* _Problem to solve_:
Using the listing beneath this task, count the lines with the word "Online" and write only the result.

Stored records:
==============================

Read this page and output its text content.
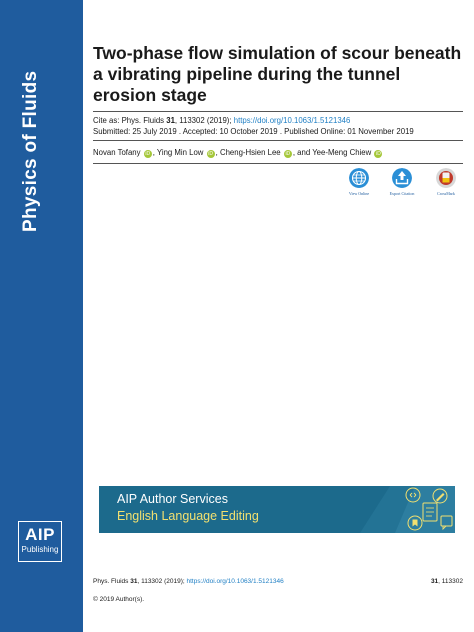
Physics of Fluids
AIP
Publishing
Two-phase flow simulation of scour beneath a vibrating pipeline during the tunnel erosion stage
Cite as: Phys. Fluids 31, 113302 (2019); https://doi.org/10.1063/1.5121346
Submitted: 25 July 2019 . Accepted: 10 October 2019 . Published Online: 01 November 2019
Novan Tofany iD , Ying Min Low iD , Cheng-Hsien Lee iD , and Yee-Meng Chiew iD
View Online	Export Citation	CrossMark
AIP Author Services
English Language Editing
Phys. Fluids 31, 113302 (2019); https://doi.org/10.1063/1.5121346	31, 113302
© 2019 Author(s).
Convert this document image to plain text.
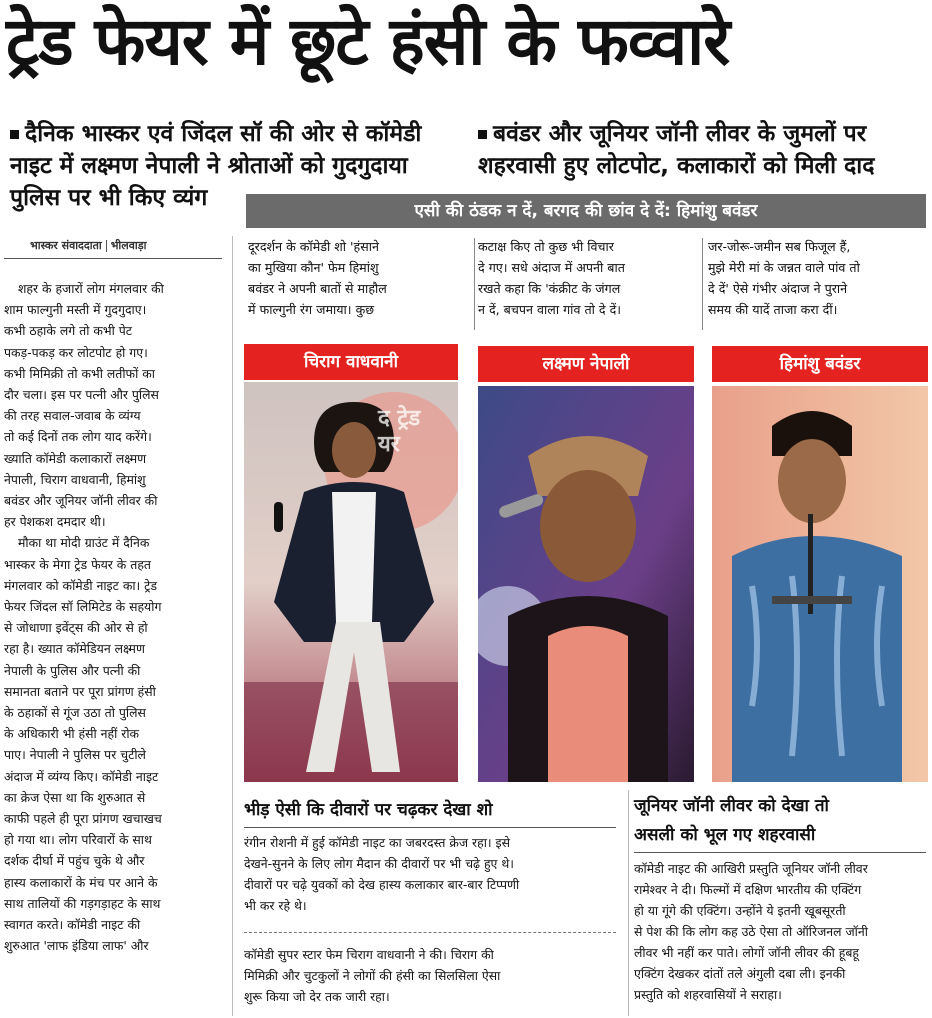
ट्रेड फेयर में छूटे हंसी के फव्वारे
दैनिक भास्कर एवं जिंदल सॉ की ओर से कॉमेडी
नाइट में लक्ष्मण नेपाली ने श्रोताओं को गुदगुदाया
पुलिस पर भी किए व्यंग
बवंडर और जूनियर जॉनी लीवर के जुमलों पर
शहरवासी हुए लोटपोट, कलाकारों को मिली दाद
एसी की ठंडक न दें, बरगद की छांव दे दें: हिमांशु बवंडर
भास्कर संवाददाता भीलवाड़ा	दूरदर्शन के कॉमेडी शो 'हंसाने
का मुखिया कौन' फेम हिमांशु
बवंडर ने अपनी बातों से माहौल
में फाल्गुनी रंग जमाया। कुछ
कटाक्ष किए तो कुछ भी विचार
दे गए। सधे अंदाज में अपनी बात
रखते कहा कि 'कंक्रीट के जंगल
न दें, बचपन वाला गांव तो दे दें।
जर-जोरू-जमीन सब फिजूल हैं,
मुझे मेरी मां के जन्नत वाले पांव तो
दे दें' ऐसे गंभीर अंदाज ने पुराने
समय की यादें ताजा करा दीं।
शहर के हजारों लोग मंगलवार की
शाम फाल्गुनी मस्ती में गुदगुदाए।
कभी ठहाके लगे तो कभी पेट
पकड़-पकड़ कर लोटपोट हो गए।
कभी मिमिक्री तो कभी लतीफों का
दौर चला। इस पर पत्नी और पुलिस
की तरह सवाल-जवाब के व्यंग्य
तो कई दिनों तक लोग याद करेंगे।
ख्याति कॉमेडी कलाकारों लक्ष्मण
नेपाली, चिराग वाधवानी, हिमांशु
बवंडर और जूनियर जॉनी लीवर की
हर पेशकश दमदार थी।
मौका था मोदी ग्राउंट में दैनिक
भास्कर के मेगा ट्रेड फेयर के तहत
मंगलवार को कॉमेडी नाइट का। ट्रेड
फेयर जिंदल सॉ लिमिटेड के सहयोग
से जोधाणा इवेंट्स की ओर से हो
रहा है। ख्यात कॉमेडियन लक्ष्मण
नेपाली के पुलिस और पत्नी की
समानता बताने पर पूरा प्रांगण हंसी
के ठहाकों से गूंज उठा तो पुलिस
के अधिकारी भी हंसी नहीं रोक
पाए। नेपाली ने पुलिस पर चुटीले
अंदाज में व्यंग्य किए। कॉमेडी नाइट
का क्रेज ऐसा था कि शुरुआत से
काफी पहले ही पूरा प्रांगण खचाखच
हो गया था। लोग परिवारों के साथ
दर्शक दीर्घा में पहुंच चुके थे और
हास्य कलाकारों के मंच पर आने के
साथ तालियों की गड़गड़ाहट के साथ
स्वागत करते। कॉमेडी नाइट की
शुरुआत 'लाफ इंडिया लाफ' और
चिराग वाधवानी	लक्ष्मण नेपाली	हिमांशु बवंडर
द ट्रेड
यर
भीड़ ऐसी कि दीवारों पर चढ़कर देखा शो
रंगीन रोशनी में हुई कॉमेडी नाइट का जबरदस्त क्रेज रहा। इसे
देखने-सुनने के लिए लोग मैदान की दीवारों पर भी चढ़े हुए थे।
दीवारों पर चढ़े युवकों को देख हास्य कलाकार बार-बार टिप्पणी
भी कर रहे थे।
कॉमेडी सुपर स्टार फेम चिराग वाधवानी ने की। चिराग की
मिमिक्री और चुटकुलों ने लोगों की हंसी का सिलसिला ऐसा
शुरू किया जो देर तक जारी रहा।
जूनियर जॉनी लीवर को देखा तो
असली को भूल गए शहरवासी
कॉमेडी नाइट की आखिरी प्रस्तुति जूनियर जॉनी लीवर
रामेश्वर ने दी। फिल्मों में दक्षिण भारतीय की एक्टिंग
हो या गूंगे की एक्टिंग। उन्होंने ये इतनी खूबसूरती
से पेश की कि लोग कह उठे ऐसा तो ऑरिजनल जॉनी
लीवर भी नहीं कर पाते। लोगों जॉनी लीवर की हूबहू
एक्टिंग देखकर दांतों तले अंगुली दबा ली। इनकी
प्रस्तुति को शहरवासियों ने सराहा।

==============================

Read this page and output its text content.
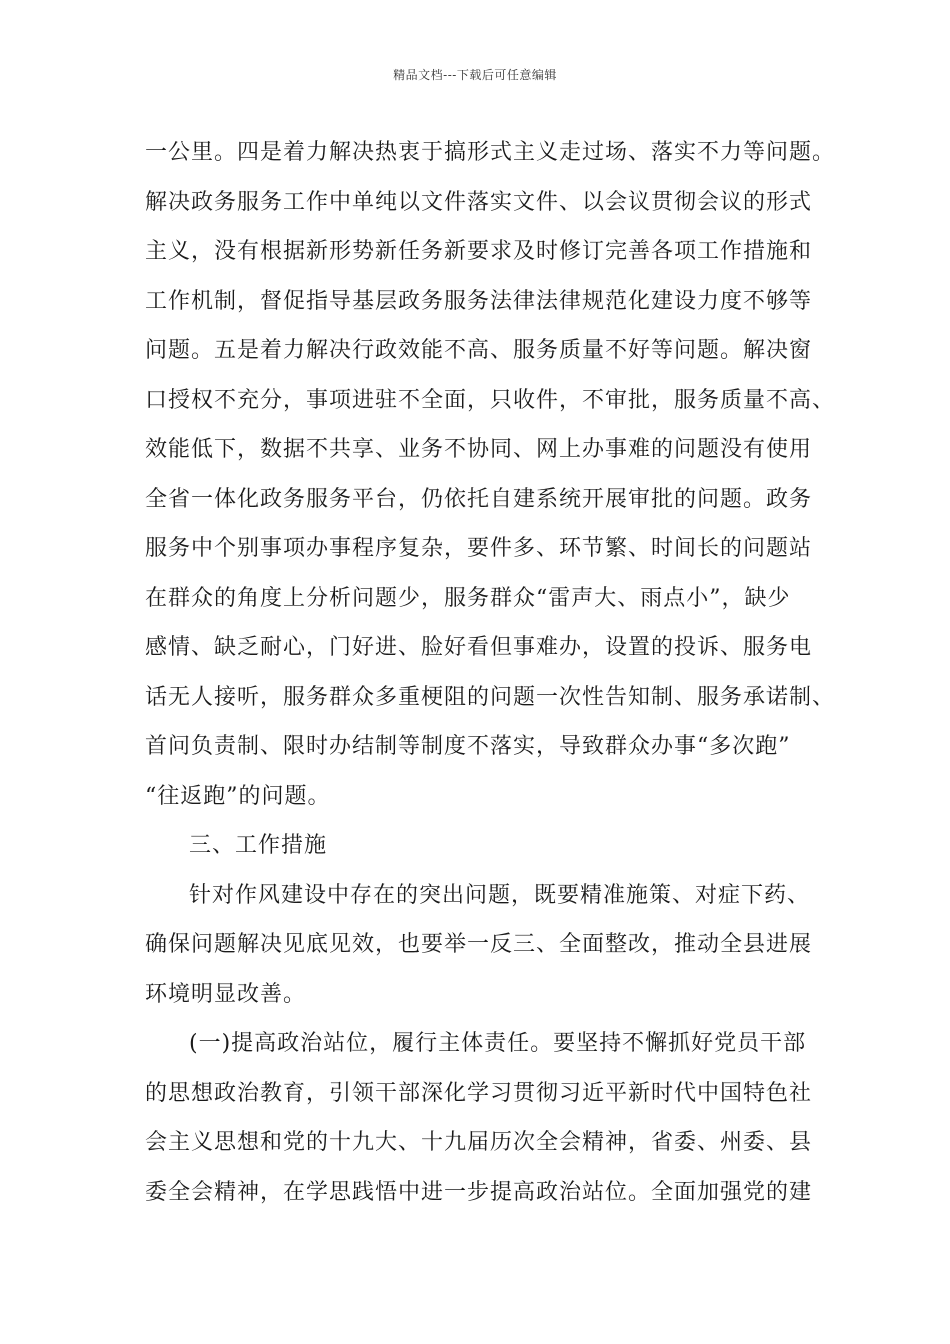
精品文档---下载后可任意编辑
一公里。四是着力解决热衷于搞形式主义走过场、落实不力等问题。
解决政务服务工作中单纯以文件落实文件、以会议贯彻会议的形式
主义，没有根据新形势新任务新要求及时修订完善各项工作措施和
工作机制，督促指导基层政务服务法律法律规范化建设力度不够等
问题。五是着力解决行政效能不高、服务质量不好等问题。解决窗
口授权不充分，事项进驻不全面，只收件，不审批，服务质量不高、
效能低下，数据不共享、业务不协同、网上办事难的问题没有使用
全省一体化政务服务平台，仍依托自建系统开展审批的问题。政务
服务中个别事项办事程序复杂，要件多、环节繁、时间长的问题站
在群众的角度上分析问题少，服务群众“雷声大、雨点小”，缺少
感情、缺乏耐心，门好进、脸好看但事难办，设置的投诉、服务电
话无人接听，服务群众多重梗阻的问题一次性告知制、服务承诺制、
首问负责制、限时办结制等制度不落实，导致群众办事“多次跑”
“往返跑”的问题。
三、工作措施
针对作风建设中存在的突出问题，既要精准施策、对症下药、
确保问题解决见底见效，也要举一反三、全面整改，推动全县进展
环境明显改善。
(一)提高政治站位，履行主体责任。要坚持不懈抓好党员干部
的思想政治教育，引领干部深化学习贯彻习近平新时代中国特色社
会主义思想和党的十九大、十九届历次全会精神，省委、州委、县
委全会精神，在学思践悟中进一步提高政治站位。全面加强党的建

==============================

* _Full solution_:
2